## START Data in this exercise
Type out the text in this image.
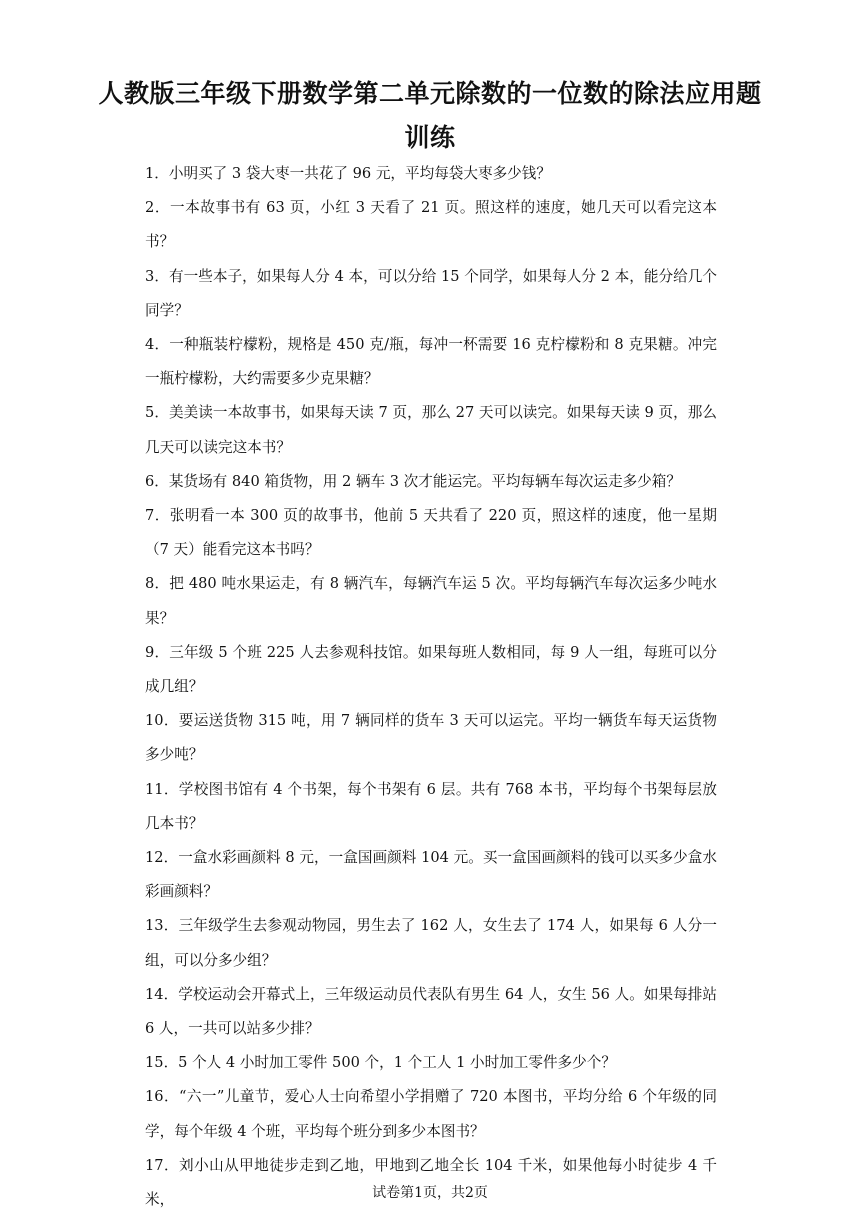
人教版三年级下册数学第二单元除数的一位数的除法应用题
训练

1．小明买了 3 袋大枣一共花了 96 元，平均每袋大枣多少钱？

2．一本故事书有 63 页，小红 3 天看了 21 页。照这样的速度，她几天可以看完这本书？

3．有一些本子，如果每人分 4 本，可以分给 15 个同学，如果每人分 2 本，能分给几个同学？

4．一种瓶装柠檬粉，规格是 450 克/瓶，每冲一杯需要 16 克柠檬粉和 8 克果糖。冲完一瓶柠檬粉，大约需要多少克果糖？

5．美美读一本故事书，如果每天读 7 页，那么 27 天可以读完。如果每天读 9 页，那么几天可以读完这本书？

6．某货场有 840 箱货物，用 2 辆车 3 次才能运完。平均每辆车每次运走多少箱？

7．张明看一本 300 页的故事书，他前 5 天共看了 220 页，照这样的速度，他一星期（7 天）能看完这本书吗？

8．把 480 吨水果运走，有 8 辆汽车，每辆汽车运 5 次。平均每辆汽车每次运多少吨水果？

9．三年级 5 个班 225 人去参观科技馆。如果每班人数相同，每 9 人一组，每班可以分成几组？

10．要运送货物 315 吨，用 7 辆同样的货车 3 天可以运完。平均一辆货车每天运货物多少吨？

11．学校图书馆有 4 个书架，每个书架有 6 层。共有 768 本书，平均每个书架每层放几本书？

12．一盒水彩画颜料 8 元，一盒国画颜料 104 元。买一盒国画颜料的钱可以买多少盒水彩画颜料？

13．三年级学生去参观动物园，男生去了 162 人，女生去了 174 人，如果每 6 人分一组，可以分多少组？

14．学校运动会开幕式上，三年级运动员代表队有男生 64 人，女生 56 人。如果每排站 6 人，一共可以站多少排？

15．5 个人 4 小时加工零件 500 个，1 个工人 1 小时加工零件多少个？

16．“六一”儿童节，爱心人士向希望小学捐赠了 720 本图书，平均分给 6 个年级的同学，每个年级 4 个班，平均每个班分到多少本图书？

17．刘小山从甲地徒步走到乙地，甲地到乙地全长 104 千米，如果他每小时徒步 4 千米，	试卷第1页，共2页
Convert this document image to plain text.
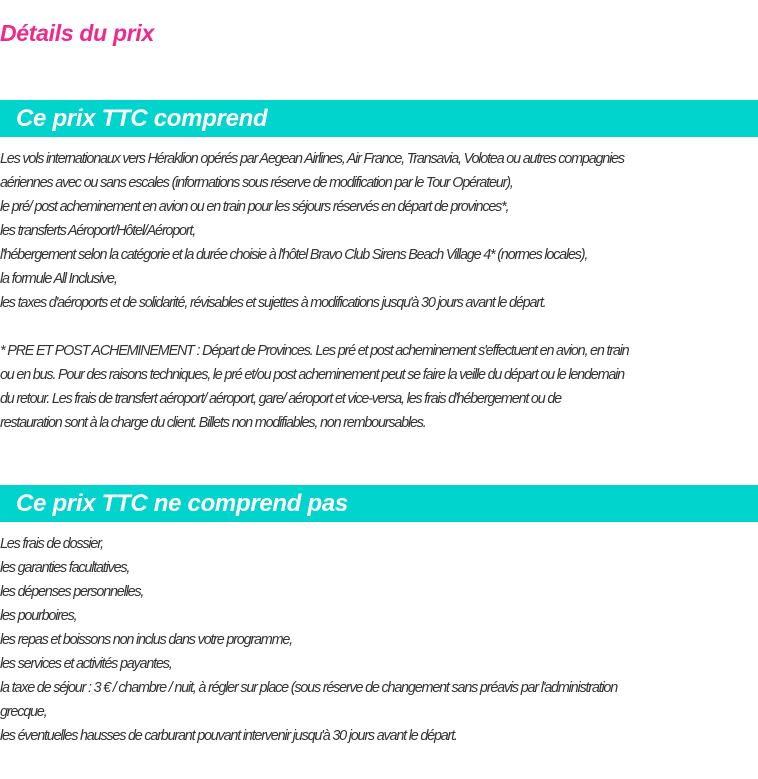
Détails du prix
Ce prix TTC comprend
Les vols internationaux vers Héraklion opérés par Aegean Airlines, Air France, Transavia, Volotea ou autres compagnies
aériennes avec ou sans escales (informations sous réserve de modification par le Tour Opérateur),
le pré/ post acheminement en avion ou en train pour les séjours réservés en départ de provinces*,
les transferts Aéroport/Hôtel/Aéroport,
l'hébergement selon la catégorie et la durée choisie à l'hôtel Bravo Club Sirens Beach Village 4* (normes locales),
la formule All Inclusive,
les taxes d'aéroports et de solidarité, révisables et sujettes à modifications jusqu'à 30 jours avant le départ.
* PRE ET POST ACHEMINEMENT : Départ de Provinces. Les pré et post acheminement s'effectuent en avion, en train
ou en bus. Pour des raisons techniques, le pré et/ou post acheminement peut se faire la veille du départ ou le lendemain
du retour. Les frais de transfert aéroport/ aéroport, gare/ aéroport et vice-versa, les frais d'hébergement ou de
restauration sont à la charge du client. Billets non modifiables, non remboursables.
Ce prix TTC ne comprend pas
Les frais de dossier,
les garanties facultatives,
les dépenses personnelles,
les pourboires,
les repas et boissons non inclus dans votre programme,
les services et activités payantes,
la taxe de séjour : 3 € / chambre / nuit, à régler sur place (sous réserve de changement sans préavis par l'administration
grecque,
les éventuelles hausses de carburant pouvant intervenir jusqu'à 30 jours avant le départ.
## END Data in this exercise
## START Data in this exercise
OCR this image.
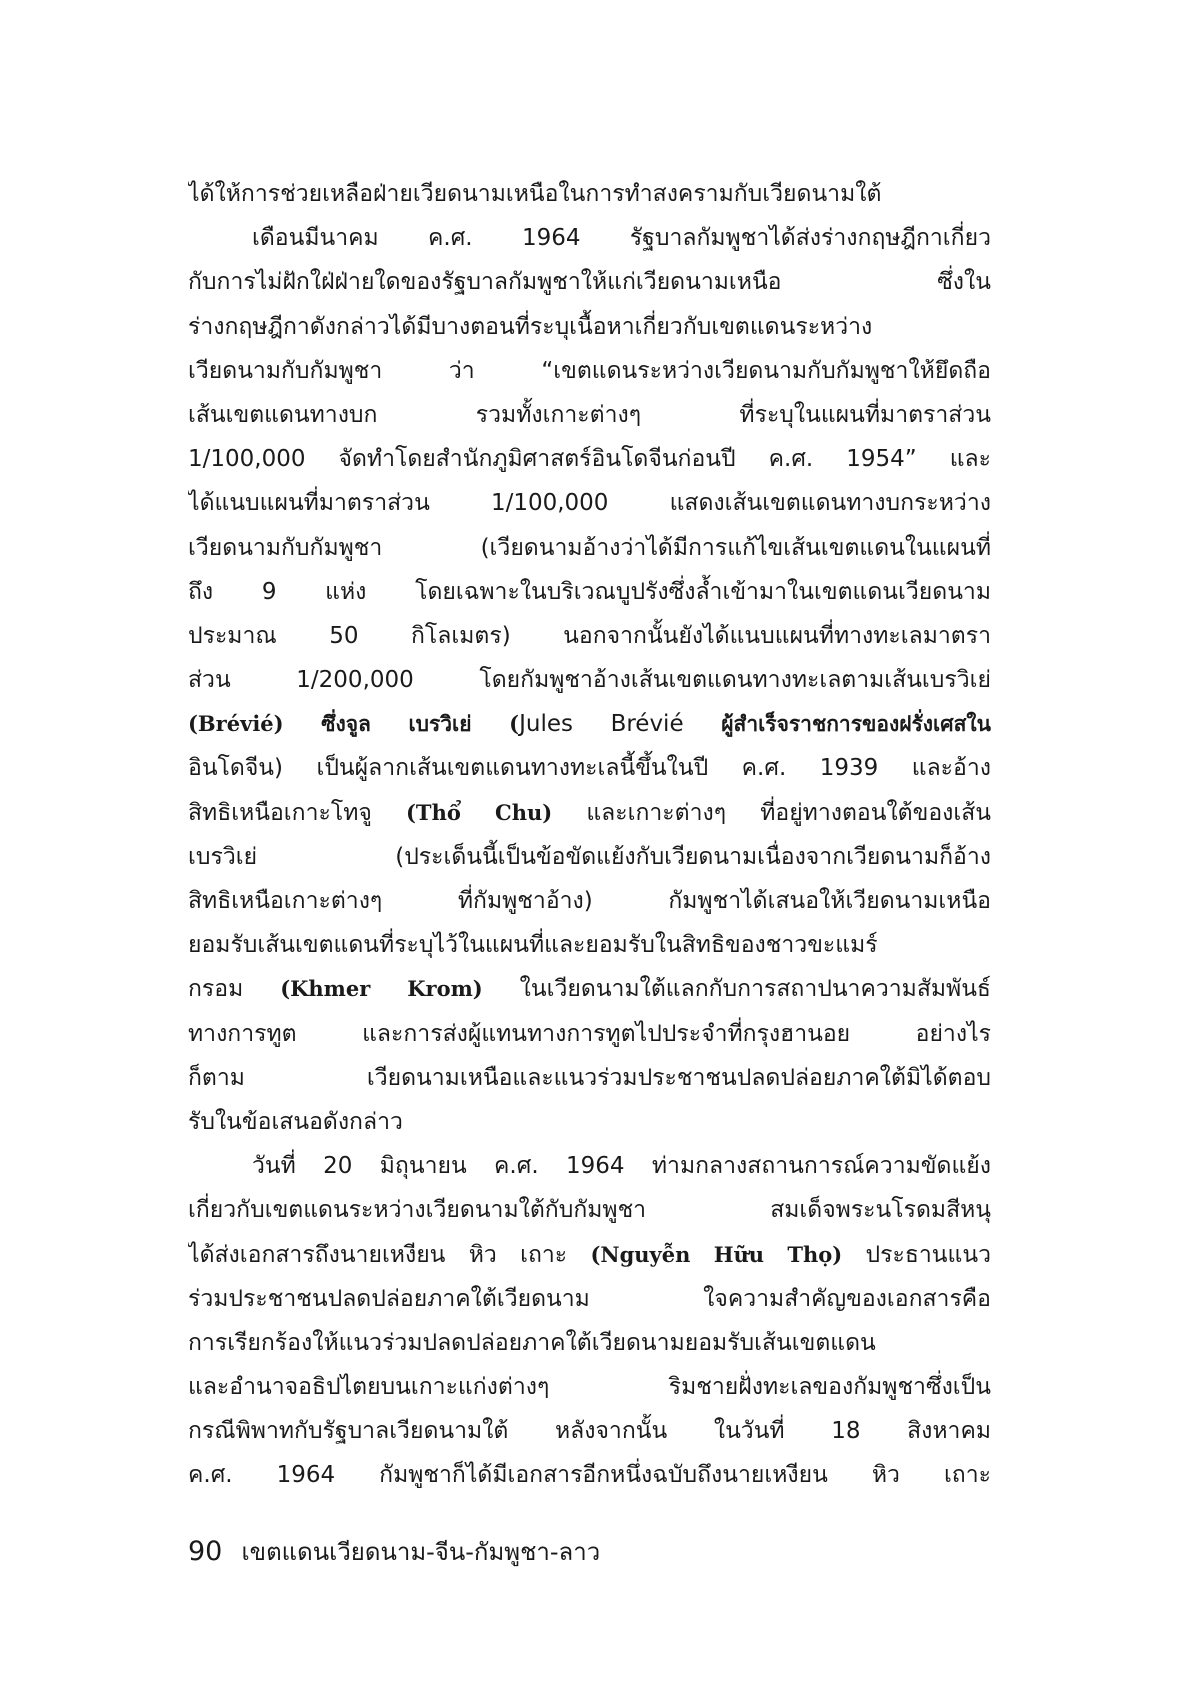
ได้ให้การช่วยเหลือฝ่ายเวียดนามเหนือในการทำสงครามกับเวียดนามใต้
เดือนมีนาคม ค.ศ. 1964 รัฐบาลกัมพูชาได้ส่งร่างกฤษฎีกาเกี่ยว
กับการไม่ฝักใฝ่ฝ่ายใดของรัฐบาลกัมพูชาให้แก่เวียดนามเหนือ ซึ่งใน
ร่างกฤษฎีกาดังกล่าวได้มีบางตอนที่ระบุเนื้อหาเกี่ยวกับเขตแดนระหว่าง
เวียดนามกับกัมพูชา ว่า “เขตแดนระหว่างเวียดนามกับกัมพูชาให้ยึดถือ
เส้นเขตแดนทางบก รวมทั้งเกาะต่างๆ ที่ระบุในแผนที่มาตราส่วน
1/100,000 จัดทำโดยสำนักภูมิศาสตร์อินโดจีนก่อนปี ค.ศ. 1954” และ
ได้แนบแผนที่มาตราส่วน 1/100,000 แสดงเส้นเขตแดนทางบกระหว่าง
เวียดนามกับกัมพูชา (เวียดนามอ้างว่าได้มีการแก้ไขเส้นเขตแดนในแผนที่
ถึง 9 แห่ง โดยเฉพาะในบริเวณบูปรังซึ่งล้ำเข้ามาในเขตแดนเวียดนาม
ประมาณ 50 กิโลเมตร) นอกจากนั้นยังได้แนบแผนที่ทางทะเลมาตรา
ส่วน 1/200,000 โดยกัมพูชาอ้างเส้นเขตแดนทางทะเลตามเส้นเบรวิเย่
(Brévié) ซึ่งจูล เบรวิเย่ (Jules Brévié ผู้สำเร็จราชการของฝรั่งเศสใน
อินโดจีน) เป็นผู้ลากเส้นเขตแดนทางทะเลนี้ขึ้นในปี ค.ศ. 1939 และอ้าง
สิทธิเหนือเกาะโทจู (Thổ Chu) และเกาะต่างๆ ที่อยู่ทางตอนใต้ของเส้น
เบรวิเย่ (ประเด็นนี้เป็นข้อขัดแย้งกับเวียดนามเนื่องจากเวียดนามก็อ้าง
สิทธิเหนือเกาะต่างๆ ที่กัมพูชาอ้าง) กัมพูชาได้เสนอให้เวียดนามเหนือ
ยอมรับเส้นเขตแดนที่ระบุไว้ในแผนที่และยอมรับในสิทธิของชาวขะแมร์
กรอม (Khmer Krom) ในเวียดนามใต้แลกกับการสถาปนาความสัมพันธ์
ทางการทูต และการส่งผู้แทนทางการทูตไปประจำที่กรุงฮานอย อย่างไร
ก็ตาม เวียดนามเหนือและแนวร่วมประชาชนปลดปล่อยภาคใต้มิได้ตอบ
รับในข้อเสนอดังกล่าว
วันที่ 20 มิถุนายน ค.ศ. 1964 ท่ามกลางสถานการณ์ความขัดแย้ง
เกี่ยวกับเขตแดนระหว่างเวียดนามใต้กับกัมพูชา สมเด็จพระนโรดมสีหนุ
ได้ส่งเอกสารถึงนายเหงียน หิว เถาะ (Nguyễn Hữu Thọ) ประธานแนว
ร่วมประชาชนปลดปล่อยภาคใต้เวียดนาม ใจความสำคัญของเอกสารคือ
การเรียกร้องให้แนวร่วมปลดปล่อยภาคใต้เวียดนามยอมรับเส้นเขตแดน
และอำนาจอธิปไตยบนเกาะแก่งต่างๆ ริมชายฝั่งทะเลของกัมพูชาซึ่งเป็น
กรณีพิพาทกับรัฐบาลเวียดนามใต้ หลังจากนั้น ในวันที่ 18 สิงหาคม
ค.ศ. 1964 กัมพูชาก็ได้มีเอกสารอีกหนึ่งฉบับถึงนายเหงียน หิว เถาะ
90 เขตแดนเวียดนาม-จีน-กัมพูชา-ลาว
## END Data in this exercise
Copy out each line of the material that holds the word "วมประชาชนปลดปล".

ก็ตาม เวียดนามเหนือและแนวร่วมประชาชนปลดปล่อยภาคใต้มิได้ตอบ
ร่วมประชาชนปลดปล่อยภาคใต้เวียดนาม ใจความสำคัญของเอกสารคือ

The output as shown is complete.